» **TASK ITEM A**: List every method that the question's code calls on self.graphics in the post about QGraphicsSimpleTextItem positioning.
» **TASK ITEM B**: Write the next part of the answer in the post about QGraphicsSimpleTextItem positioning, starting right after its last code line.

» **EXCERPTED PASSAGE**:
PyQt5 QGraphicsSimpleTextItem Y position

Here is the simple code that draws letters using PyQt5. setPos is 0, 0 but letters not at the top of the window. Horizontally letters not at the window edge too. What is wrong?

Here is the image

Thank you

from PyQt5 import QtWidgets, QtGui, Qt
from PyQt5.QtWidgets import QApplication, QMainWindow
from PyQt5.QtGui import QBrush, QColor
import sys


    class MainWindow(QMainWindow):

        def __init__(self):
            super(MainWindow, self).__init__()
            self.initWindow()

        def initWindow(self):
            self.setGeometry(200,200,1000,400)
            self.show()
            self.scene = QtWidgets.QGraphicsScene()
            self.graphics = QtWidgets.QGraphicsView(self.scene, self)
            self.graphics.setGeometry(0, 0, 1000, 400)
            self.scene.setSceneRect(0, 0, 1000, 400)
            self.graphics.setHorizontalScrollBarPolicy(1)
            self.graphics.setVerticalScrollBarPolicy(1)
            self.graphics.setFrameStyle(0)

            text = QtWidgets.QGraphicsSimpleTextItem()
            _font = QtGui.QFont()
            _font.setPixelSize(200)
            _font.setBold(False)

            text.setFont(_font)
            text.setText('DDD')
            text.setBrush(QBrush(QColor(0,0,0)))
            text.setPos(0, 0)
            self.scene.addItem(text)
            self.graphics.show()

    app = QApplication(sys.argv)
    win = MainWindow()
    sys.exit(app.exec())

Upvotes: 0

Views: 1111

Answers (1)

musicamante
musicamante

Reputation: 48231

As the QGraphicsSimpleTextItem documentation explains, the positioning of the text is based on the font "bounding rectangle":

coordinate system for simple text item

Each character symbol of a font uses a "baseline" for reference, an "ascent" (how much the font goes from the baseline to the top) and a descent (how much it goes down for letters like lowercase "g" or "q"). Also, most characters do not start exactly on the "left" 0-point, but there is always some margin of "horizontal margin".

If you want to position it exactly at the top-left, you'll need to use QFontMetrics, which provides specific metrics information about a font; also, since we're dealing with a QGraphicsScene, QFontMetricsF is more indicated, as it returns floating point precision. The most important function for this is tightBoundingRect().

If I add the following to your code, just after adding the text item:

    outRect = self.scene.addRect(text.boundingRect())
    outRect.setPen(QtCore.Qt.red)

    fm = QtGui.QFontMetricsF(_font)
    boundingRect = fm.tightBoundingRect(text.text())
    self.scene.addRect(boundingRect.translated(0, text.boundingRect().bottom() - fm.descent()))

» **GIVEN DATA**:
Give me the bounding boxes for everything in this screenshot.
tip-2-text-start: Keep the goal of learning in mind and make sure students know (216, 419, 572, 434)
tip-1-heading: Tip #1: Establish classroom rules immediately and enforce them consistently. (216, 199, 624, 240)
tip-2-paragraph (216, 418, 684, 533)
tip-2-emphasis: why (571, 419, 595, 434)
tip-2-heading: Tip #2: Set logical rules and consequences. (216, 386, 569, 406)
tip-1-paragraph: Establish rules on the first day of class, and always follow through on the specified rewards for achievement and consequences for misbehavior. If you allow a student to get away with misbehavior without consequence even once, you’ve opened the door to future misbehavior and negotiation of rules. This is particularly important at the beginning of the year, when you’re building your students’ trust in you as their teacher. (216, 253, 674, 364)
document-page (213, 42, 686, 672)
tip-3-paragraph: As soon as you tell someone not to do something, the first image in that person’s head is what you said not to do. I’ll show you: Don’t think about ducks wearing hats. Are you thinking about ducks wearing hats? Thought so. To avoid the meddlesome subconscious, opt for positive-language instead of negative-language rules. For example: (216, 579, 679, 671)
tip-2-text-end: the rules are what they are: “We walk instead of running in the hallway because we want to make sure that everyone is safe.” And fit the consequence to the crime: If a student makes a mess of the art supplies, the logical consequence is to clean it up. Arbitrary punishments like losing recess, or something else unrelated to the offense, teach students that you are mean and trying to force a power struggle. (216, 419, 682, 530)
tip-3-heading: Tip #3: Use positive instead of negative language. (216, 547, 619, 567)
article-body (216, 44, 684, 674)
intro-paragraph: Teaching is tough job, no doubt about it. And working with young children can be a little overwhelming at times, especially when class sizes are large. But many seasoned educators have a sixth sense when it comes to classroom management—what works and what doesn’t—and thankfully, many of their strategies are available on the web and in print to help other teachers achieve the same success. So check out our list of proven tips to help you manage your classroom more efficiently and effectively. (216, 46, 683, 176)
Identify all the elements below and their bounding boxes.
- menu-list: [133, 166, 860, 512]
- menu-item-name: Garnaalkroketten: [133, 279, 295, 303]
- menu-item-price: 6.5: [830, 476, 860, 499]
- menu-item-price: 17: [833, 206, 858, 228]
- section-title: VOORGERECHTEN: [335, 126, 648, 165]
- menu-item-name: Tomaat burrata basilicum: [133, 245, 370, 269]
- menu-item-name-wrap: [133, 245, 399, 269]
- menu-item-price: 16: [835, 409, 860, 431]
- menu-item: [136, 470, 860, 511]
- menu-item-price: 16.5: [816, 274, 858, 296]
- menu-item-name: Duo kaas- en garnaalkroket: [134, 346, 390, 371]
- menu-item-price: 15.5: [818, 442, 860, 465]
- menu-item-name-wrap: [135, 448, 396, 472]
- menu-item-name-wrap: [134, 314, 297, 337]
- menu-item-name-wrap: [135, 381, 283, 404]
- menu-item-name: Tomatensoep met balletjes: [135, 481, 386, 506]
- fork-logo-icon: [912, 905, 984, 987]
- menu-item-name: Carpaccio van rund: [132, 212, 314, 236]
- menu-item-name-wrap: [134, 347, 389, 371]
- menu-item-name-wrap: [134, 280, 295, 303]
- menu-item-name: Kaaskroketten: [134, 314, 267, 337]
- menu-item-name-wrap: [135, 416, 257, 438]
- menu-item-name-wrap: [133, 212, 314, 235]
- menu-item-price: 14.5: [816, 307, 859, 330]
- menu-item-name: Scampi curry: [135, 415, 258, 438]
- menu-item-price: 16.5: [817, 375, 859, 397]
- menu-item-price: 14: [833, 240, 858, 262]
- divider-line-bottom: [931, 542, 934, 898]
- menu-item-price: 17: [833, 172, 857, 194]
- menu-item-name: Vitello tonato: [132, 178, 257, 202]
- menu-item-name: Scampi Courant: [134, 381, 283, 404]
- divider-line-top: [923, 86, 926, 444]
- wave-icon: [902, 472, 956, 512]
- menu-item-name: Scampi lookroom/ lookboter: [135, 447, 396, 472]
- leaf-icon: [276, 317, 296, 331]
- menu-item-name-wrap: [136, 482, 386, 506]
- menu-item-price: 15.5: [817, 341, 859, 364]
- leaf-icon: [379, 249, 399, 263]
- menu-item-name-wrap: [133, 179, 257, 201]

» **TASK ANSWER A**: setGeometry, setHorizontalScrollBarPolicy, setVerticalScrollBarPolicy, setFrameStyle, show

» **TASK ANSWER B**:
The result is clear (I used a different string to better show the differences):

bounding rectangles of simple text item

The red rectangle indicates the actual bounding rectangle of the item (which has the same size of QFontMetrics(_font).boundingRect(QtCore.QRect(), QtCore.Qt.AlignCenter, text.text()) would return. The black rectangle shows the "tight" bounding rectangle, which is the smallest possible rectangle for that string. The tight rectangle (as the one provided by QFontMetrics.boundingRect) uses the baseline as the 0-point for the coordinates, so it will always have a negative y position and probably (but it depends on the font and the style) an x greater than 0.

Finally, to get your text item placed with the characters aligned on the top left corner of the scene, you'll need to compute its position based on that tight rectangle:

    text.setPos(-boundingRect.left(), -(fm.ascent() + boundingRect.top()))

The left has to be negative to compensate the horizontal text positioning, while the negative vertical position is computed by adding the ascent to the boundingRect top (which is negative in turn).
Keep in mind, though, that the bounding rectangle will still be the bigger red rectangle shown before (obviously translated to the new position):

translated item and bounding rectangle

So, while the text appears aligned on the top left, the item bounding rect top-left corner is actually outside the scene rectangle, and its bottom-left corner exceedes its visual representation. This is important, as it has to do with item collision detection and mouse button interaction.

To avoid that, you'd need to subclass QGraphicsSimpleTextItem and override boundingRect(), but keep in mind that positioning (expecially vertical) should always be based on the baseline (the ascent), otherwise you'll probably get unexpected or odd behavior if the text changes.